Items listed in a dataset:
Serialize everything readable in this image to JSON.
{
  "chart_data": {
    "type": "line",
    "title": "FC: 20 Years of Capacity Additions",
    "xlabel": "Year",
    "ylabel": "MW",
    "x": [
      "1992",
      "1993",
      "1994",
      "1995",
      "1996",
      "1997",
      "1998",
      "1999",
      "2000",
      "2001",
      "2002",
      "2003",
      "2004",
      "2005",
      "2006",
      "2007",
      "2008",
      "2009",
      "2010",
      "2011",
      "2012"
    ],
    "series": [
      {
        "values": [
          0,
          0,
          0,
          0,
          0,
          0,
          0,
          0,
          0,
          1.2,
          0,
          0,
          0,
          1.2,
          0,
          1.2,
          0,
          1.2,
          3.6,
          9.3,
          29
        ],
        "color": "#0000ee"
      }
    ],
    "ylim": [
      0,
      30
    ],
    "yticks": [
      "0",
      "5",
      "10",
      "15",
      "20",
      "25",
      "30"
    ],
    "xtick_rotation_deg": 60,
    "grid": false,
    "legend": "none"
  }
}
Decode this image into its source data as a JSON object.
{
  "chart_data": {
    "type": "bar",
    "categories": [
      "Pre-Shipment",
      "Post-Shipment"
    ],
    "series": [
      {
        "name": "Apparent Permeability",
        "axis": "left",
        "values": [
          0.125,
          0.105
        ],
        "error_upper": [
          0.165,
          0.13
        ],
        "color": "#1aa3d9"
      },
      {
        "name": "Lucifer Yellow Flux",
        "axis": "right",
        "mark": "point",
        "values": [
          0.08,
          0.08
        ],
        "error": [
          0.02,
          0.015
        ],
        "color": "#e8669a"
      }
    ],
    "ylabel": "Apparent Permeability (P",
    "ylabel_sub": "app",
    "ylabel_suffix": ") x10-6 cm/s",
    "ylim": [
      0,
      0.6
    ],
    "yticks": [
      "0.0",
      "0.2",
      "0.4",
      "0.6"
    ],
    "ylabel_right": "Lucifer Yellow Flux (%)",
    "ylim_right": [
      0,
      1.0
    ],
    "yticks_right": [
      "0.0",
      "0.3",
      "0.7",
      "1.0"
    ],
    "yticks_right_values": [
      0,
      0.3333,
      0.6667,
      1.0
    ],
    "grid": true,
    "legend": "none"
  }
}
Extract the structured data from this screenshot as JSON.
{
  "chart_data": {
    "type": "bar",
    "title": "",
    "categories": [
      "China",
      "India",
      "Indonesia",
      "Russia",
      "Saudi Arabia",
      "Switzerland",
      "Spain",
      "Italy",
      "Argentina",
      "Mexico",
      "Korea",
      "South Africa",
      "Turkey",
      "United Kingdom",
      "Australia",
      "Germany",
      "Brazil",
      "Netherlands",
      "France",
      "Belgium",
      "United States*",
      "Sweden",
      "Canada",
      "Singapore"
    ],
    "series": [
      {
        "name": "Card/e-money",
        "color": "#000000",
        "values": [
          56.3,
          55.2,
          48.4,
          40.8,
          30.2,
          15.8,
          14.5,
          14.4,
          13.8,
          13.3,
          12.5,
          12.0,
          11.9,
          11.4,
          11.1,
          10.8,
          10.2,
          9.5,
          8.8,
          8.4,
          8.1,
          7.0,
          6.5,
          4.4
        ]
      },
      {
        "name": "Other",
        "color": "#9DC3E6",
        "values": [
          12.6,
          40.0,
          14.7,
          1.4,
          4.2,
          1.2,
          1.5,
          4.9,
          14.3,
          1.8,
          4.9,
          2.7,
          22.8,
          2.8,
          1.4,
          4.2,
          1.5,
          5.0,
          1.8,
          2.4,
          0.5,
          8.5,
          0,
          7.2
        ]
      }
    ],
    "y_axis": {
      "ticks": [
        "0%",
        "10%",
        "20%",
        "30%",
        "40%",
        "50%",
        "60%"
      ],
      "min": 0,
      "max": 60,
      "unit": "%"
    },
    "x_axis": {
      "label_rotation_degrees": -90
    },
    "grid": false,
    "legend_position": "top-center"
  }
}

## Short exercise
Repeat the data precisely, reproducing every entry.

## Task result
Serialize everything readable in this image to JSON.
{
  "chart_data": {
    "type": "line",
    "title": "FC: 20 Years of Capacity Additions",
    "xlabel": "Year",
    "ylabel": "MW",
    "x": [
      "1992",
      "1993",
      "1994",
      "1995",
      "1996",
      "1997",
      "1998",
      "1999",
      "2000",
      "2001",
      "2002",
      "2003",
      "2004",
      "2005",
      "2006",
      "2007",
      "2008",
      "2009",
      "2010",
      "2011",
      "2012"
    ],
    "series": [
      {
        "values": [
          0,
          0,
          0,
          0,
          0,
          0,
          0,
          0,
          0,
          1.2,
          0,
          0,
          0,
          1.2,
          0,
          1.2,
          0,
          1.2,
          3.6,
          9.3,
          29
        ],
        "color": "#0000ee"
      }
    ],
    "ylim": [
      0,
      30
    ],
    "yticks": [
      "0",
      "5",
      "10",
      "15",
      "20",
      "25",
      "30"
    ],
    "xtick_rotation_deg": 60,
    "grid": false,
    "legend": "none"
  }
}
Decode this image into its source data as a JSON object.
{
  "chart_data": {
    "type": "bar",
    "categories": [
      "Pre-Shipment",
      "Post-Shipment"
    ],
    "series": [
      {
        "name": "Apparent Permeability",
        "axis": "left",
        "values": [
          0.125,
          0.105
        ],
        "error_upper": [
          0.165,
          0.13
        ],
        "color": "#1aa3d9"
      },
      {
        "name": "Lucifer Yellow Flux",
        "axis": "right",
        "mark": "point",
        "values": [
          0.08,
          0.08
        ],
        "error": [
          0.02,
          0.015
        ],
        "color": "#e8669a"
      }
    ],
    "ylabel": "Apparent Permeability (P",
    "ylabel_sub": "app",
    "ylabel_suffix": ") x10-6 cm/s",
    "ylim": [
      0,
      0.6
    ],
    "yticks": [
      "0.0",
      "0.2",
      "0.4",
      "0.6"
    ],
    "ylabel_right": "Lucifer Yellow Flux (%)",
    "ylim_right": [
      0,
      1.0
    ],
    "yticks_right": [
      "0.0",
      "0.3",
      "0.7",
      "1.0"
    ],
    "yticks_right_values": [
      0,
      0.3333,
      0.6667,
      1.0
    ],
    "grid": true,
    "legend": "none"
  }
}
Extract the structured data from this screenshot as JSON.
{
  "chart_data": {
    "type": "bar",
    "title": "",
    "categories": [
      "China",
      "India",
      "Indonesia",
      "Russia",
      "Saudi Arabia",
      "Switzerland",
      "Spain",
      "Italy",
      "Argentina",
      "Mexico",
      "Korea",
      "South Africa",
      "Turkey",
      "United Kingdom",
      "Australia",
      "Germany",
      "Brazil",
      "Netherlands",
      "France",
      "Belgium",
      "United States*",
      "Sweden",
      "Canada",
      "Singapore"
    ],
    "series": [
      {
        "name": "Card/e-money",
        "color": "#000000",
        "values": [
          56.3,
          55.2,
          48.4,
          40.8,
          30.2,
          15.8,
          14.5,
          14.4,
          13.8,
          13.3,
          12.5,
          12.0,
          11.9,
          11.4,
          11.1,
          10.8,
          10.2,
          9.5,
          8.8,
          8.4,
          8.1,
          7.0,
          6.5,
          4.4
        ]
      },
      {
        "name": "Other",
        "color": "#9DC3E6",
        "values": [
          12.6,
          40.0,
          14.7,
          1.4,
          4.2,
          1.2,
          1.5,
          4.9,
          14.3,
          1.8,
          4.9,
          2.7,
          22.8,
          2.8,
          1.4,
          4.2,
          1.5,
          5.0,
          1.8,
          2.4,
          0.5,
          8.5,
          0,
          7.2
        ]
      }
    ],
    "y_axis": {
      "ticks": [
        "0%",
        "10%",
        "20%",
        "30%",
        "40%",
        "50%",
        "60%"
      ],
      "min": 0,
      "max": 60,
      "unit": "%"
    },
    "x_axis": {
      "label_rotation_degrees": -90
    },
    "grid": false,
    "legend_position": "top-center"
  }
}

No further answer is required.